▶ INSTRUCTIONS FOR THE TASK: Where a line in the listing below contains the word "name", copy that line.
start PROVIDED RECORDS
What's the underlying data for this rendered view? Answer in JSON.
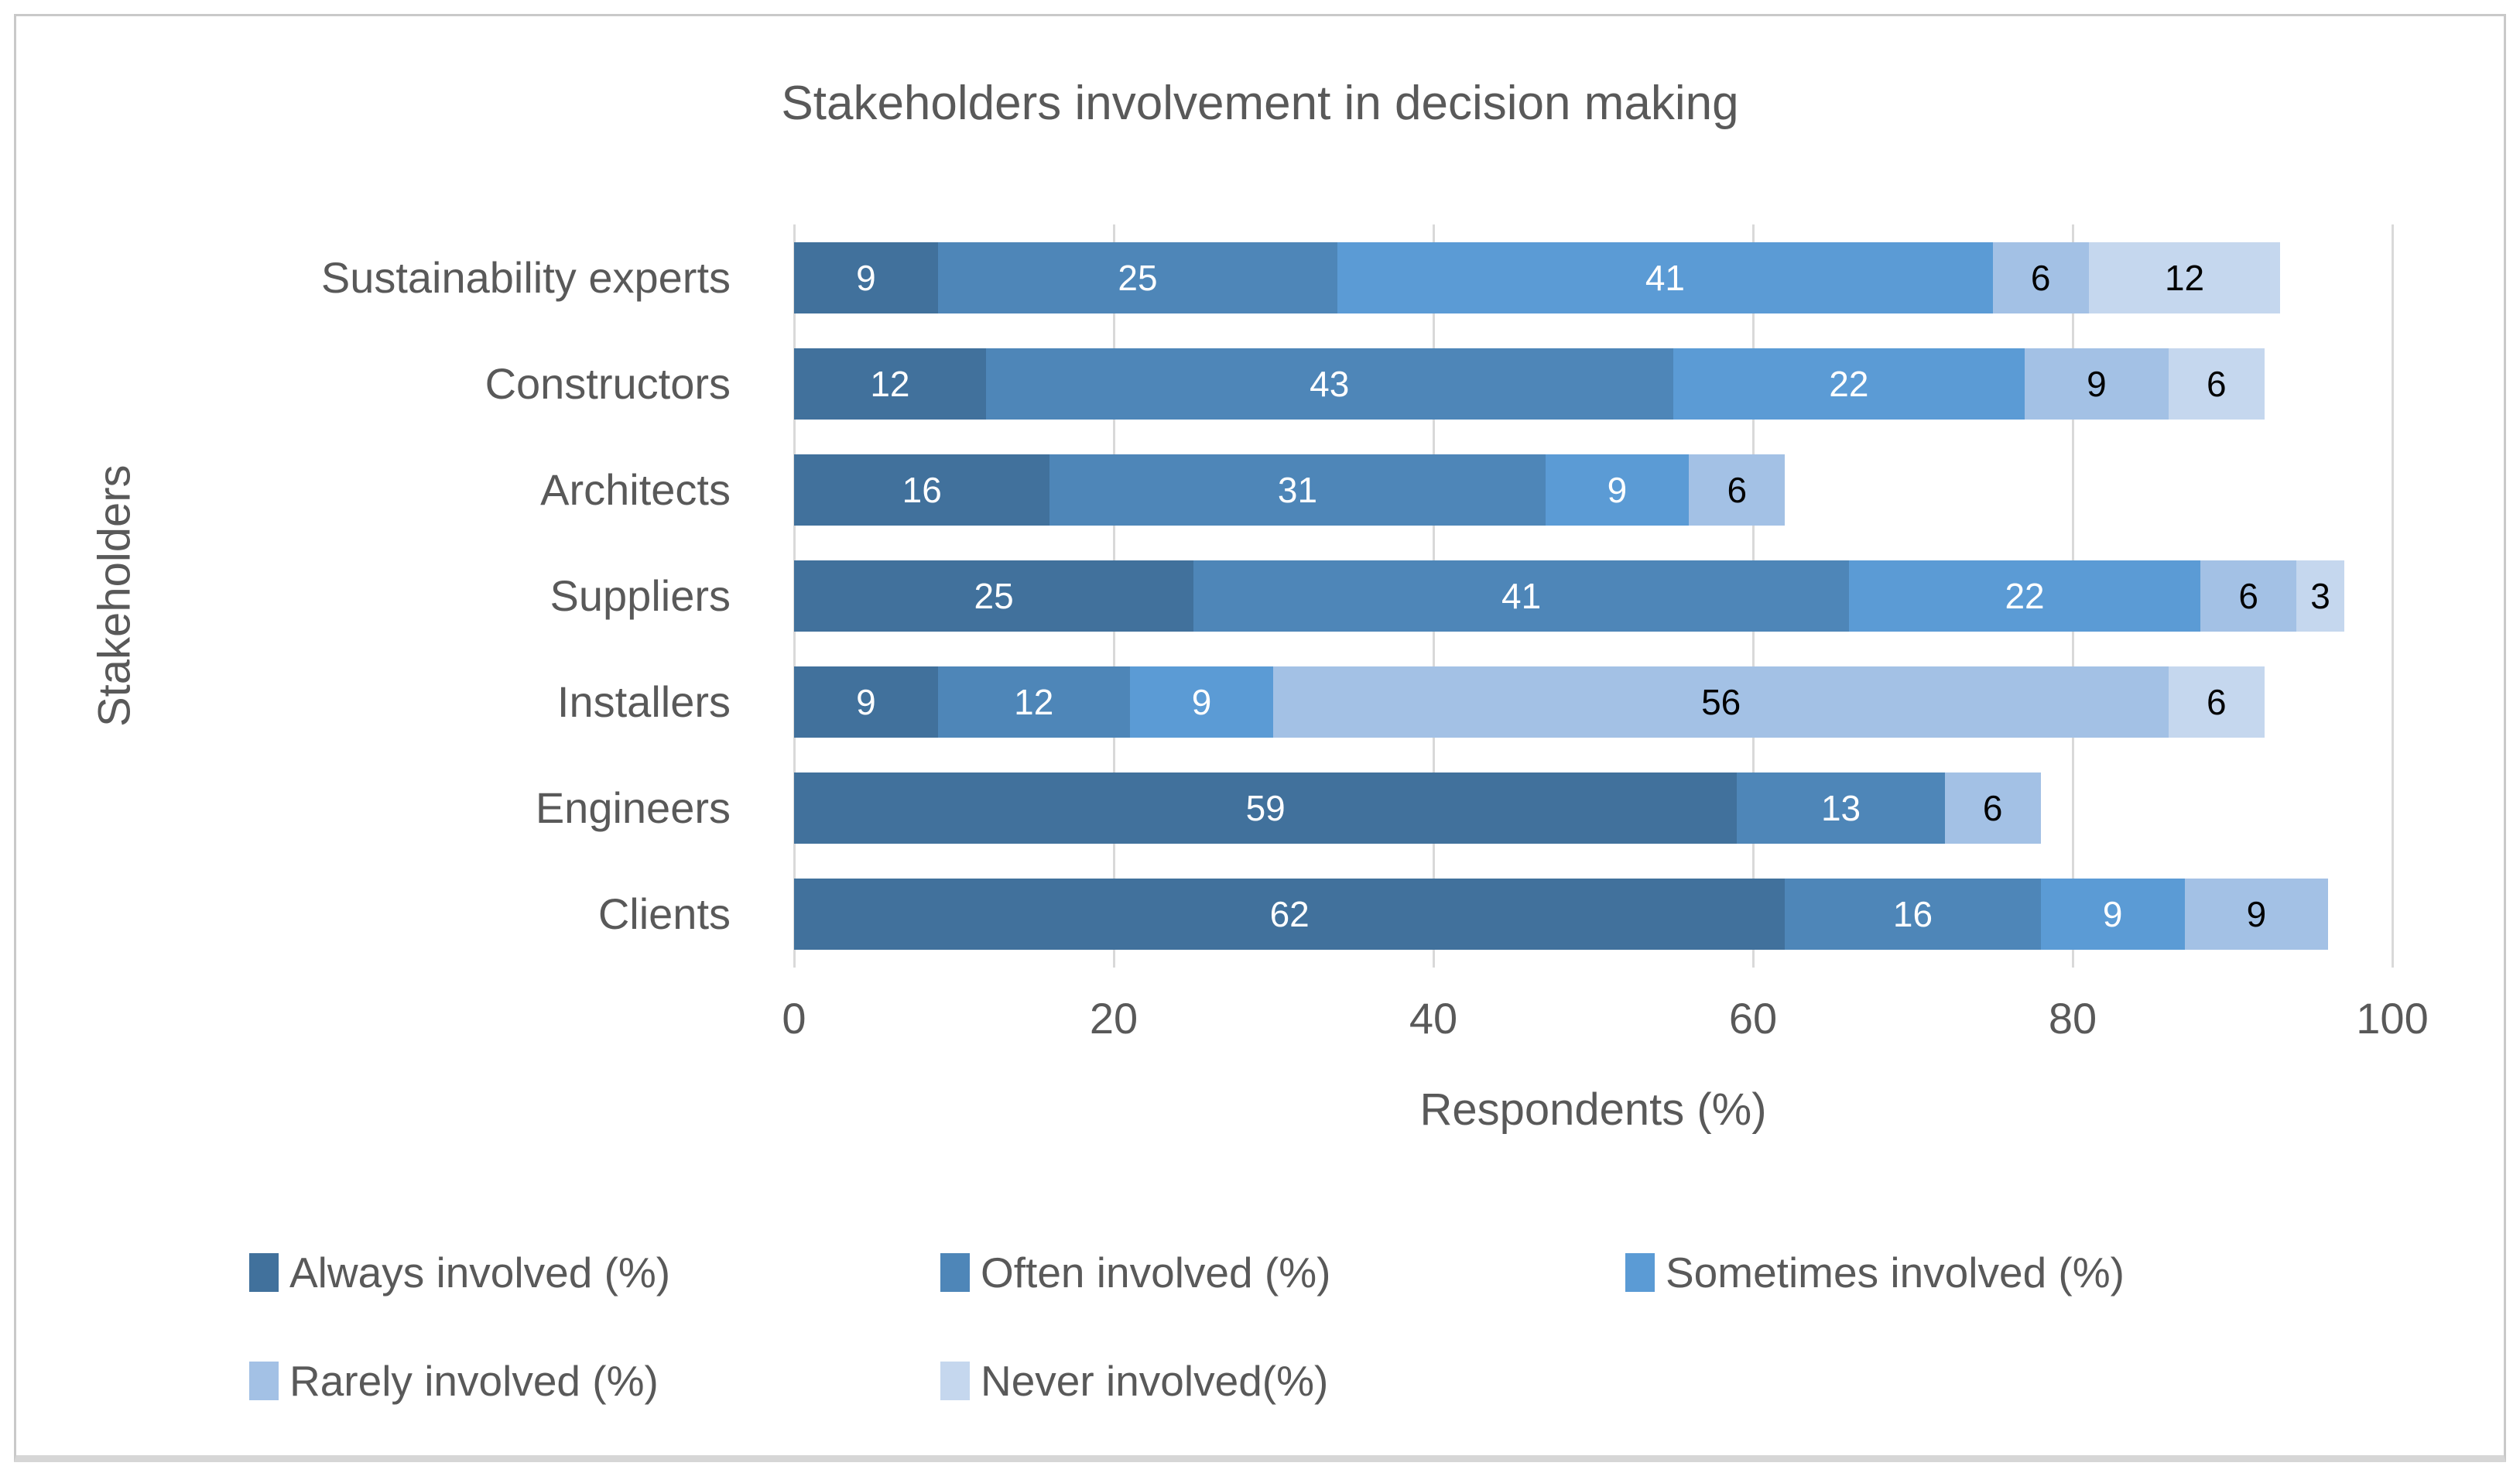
{
  "title": "Stakeholders involvement in decision making",
  "y_axis_label": "Stakeholders",
  "x_axis_label": "Respondents (%)",
  "x_ticks": [
    "0",
    "20",
    "40",
    "60",
    "80",
    "100"
  ],
  "colors": {
    "text": "#595959",
    "gridline": "#d9d9d9",
    "frame_border": "#c9c9c9"
  },
  "chart_data": {
    "type": "bar",
    "orientation": "horizontal-stacked",
    "title": "Stakeholders involvement in decision making",
    "xlabel": "Respondents (%)",
    "ylabel": "Stakeholders",
    "xlim": [
      0,
      100
    ],
    "grid": true,
    "legend_position": "bottom",
    "categories": [
      "Sustainability experts",
      "Constructors",
      "Architects",
      "Suppliers",
      "Installers",
      "Engineers",
      "Clients"
    ],
    "series": [
      {
        "name": "Always involved (%)",
        "color": "#41719C",
        "label_color": "#ffffff",
        "values": [
          9,
          12,
          16,
          25,
          9,
          59,
          62
        ]
      },
      {
        "name": "Often involved (%)",
        "color": "#4E86B8",
        "label_color": "#ffffff",
        "values": [
          25,
          43,
          31,
          41,
          12,
          13,
          16
        ]
      },
      {
        "name": "Sometimes involved (%)",
        "color": "#5B9BD5",
        "label_color": "#ffffff",
        "values": [
          41,
          22,
          9,
          22,
          9,
          0,
          9
        ]
      },
      {
        "name": "Rarely involved (%)",
        "color": "#A3C1E5",
        "label_color": "#000000",
        "values": [
          6,
          9,
          6,
          6,
          56,
          6,
          9
        ]
      },
      {
        "name": "Never involved(%)",
        "color": "#C5D7EE",
        "label_color": "#000000",
        "values": [
          12,
          6,
          0,
          3,
          6,
          0,
          0
        ]
      }
    ]
  }
}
end PROVIDED RECORDS
▶ FINISHED EXERCISE:
        "name": "Always involved (%)",
        "name": "Often involved (%)",
        "name": "Sometimes involved (%)",
        "name": "Rarely involved (%)",
        "name": "Never involved(%)",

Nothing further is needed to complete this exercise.